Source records
★ ★ ★ ★ ★
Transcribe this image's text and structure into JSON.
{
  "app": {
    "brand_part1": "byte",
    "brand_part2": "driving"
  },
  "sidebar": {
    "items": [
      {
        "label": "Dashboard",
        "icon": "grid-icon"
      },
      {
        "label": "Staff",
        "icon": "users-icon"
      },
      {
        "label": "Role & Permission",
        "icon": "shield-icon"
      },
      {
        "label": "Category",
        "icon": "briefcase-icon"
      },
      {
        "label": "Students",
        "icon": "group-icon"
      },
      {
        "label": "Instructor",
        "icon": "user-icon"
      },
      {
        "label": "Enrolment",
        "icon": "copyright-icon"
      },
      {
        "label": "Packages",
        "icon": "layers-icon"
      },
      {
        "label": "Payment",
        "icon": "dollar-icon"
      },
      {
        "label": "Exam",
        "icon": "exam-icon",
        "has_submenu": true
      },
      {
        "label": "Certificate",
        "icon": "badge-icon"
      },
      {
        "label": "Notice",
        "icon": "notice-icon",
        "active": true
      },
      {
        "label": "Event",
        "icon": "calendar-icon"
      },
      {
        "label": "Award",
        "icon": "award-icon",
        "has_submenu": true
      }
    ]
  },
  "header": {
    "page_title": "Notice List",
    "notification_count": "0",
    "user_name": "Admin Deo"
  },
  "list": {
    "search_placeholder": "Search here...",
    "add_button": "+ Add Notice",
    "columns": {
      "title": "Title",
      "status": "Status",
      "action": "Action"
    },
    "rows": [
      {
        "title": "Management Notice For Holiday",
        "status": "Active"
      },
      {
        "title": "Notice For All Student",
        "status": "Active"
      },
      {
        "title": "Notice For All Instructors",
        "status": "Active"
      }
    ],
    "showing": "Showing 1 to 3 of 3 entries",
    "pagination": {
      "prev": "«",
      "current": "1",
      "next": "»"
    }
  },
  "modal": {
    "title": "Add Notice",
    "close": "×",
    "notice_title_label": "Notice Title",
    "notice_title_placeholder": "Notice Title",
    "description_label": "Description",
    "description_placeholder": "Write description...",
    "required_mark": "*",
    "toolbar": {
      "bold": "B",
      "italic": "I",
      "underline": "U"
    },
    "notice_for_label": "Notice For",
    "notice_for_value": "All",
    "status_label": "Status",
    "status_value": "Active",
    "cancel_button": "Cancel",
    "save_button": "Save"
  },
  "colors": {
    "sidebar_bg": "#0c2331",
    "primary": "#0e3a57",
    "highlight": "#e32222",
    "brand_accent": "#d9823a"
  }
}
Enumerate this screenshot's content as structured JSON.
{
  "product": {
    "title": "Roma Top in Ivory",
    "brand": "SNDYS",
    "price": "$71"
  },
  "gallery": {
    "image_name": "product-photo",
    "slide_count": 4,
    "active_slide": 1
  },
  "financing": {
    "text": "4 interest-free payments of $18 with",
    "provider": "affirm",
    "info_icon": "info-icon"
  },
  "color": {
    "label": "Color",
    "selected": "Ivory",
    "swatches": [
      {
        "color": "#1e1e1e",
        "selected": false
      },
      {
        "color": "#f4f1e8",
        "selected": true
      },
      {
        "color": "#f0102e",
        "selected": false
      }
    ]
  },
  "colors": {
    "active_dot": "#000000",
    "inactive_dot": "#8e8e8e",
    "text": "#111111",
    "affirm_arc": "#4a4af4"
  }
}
★ ★ ★ ★ ★
(Objective)
Scan the listing above and identify each line holding the string "selected"; copy every such line.

(Solution to this exercise)
    "selected": "Ivory",
        "selected": false
        "selected": true
        "selected": false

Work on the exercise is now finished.